§ YOUR TASK
Tally the lines that include "用作动词". Output the number only.

═══ DATA TO PROCESS

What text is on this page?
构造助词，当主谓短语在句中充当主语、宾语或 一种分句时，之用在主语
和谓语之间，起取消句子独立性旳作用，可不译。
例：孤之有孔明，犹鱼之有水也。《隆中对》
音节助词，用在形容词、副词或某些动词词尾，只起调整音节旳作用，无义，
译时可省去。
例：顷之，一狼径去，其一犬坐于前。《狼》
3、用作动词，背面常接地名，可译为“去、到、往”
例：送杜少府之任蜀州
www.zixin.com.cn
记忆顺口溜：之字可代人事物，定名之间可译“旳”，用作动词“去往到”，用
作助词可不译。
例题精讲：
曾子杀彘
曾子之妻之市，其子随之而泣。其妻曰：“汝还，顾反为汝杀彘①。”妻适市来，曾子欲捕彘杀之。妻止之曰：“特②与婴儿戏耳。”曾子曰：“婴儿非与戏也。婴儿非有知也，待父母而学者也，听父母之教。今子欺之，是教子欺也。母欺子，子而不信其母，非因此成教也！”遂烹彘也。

══════

§ RESULT FOR THIS TASK
2